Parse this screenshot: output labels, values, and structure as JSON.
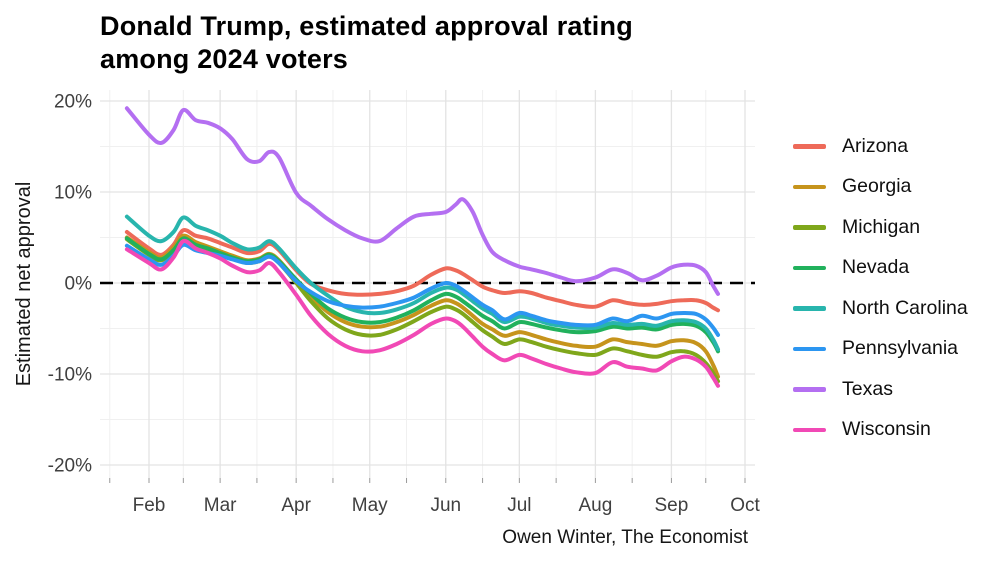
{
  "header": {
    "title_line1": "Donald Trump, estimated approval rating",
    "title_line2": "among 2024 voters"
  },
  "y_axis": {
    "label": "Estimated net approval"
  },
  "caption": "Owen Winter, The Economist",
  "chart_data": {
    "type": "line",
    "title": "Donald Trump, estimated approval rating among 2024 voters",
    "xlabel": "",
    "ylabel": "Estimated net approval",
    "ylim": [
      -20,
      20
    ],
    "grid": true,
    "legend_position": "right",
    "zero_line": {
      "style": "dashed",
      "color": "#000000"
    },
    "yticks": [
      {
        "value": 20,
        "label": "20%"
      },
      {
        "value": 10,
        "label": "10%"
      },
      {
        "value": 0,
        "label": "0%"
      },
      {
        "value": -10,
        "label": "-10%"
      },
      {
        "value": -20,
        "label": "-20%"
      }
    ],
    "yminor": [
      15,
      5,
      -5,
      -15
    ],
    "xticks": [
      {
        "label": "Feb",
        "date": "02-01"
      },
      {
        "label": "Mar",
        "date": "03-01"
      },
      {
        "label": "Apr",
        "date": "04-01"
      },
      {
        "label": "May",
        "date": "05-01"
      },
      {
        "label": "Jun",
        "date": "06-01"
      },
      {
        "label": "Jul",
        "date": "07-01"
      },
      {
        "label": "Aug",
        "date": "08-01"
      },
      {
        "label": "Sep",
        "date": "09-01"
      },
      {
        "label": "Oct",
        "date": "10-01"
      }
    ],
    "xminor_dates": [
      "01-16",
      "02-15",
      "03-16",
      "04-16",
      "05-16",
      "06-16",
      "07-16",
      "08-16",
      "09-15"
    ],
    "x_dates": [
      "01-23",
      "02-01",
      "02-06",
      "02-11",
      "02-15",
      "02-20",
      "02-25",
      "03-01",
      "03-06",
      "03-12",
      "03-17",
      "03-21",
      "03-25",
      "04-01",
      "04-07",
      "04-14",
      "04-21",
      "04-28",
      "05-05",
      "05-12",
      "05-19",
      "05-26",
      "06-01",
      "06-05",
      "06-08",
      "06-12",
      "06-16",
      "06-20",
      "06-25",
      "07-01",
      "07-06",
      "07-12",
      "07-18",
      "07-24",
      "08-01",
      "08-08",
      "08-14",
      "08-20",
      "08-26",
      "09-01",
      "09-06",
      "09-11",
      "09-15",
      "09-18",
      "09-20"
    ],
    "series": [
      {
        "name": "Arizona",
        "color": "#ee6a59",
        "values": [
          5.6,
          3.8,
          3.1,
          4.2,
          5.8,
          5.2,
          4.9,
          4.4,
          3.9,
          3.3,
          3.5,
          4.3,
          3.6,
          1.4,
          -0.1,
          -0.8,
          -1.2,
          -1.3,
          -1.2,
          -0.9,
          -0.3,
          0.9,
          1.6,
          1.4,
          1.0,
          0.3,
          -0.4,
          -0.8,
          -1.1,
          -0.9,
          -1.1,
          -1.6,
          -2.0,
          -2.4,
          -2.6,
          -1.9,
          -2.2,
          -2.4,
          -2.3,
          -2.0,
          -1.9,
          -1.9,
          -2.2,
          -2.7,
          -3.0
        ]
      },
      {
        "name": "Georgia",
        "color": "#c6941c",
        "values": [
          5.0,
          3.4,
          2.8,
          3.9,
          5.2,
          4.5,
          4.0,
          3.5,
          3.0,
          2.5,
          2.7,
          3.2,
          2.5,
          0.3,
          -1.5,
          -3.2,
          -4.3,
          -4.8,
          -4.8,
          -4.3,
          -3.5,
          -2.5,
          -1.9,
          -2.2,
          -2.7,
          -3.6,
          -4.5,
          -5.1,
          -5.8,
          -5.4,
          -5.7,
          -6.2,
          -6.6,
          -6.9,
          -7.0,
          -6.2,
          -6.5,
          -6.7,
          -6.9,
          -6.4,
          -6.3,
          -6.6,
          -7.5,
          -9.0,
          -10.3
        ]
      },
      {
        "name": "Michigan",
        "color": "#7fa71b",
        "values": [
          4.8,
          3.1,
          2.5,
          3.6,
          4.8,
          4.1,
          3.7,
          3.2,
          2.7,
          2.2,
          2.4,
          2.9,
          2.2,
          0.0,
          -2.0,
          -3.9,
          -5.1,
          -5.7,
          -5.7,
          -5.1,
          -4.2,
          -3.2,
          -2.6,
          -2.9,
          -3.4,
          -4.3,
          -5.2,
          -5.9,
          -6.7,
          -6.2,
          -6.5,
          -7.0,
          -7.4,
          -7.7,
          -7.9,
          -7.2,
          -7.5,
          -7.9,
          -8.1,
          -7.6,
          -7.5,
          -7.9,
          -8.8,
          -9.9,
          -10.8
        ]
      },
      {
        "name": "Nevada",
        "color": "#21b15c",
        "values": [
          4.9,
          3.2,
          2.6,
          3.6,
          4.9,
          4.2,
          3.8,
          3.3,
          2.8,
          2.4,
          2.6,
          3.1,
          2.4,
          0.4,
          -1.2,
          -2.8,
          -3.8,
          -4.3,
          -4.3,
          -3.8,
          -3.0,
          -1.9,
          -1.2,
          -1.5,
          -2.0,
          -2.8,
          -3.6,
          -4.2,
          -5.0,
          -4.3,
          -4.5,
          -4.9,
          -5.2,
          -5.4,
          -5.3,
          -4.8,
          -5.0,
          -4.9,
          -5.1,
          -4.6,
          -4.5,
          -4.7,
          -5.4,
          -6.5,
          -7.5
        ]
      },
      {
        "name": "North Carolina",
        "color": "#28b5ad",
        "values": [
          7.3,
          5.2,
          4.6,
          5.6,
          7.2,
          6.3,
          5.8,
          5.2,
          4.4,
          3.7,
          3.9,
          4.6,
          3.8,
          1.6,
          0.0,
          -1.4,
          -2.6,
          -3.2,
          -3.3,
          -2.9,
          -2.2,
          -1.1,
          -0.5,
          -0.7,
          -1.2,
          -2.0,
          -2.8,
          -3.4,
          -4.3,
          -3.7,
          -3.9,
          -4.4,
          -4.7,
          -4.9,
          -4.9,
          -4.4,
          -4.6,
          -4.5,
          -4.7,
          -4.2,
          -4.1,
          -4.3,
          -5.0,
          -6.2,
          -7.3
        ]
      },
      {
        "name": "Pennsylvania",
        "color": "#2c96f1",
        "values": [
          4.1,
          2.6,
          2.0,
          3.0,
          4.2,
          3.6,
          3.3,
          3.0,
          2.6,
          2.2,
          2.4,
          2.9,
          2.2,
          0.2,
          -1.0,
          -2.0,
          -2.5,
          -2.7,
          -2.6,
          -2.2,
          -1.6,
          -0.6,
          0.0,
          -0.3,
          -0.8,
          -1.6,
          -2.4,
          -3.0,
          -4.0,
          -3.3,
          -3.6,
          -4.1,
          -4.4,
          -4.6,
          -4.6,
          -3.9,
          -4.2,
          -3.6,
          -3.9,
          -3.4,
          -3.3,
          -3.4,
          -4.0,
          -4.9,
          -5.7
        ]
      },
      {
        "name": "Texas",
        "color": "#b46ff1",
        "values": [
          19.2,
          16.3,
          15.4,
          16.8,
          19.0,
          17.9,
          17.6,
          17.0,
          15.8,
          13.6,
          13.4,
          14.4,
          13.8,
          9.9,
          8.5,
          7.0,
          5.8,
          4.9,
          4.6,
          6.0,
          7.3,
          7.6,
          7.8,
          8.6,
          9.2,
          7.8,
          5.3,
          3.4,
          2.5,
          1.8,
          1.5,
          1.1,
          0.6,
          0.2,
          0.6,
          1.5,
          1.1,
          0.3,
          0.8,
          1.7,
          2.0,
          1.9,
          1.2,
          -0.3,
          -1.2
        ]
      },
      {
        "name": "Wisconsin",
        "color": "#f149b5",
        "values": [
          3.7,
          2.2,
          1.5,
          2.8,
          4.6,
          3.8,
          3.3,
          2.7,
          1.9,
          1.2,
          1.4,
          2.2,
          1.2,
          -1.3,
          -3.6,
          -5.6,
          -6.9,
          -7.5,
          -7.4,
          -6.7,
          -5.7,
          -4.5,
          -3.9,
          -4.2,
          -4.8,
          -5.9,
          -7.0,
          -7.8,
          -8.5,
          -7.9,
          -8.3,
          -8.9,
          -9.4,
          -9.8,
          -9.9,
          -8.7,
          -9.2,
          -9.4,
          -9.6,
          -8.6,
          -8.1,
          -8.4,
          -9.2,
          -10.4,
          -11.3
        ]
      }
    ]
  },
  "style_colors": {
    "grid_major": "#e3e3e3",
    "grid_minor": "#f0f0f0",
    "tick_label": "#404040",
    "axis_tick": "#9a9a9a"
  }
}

:::::

From the entries above, copy every line that holds the word "name".

        "name": "Arizona",
        "name": "Georgia",
        "name": "Michigan",
        "name": "Nevada",
        "name": "North Carolina",
        "name": "Pennsylvania",
        "name": "Texas",
        "name": "Wisconsin",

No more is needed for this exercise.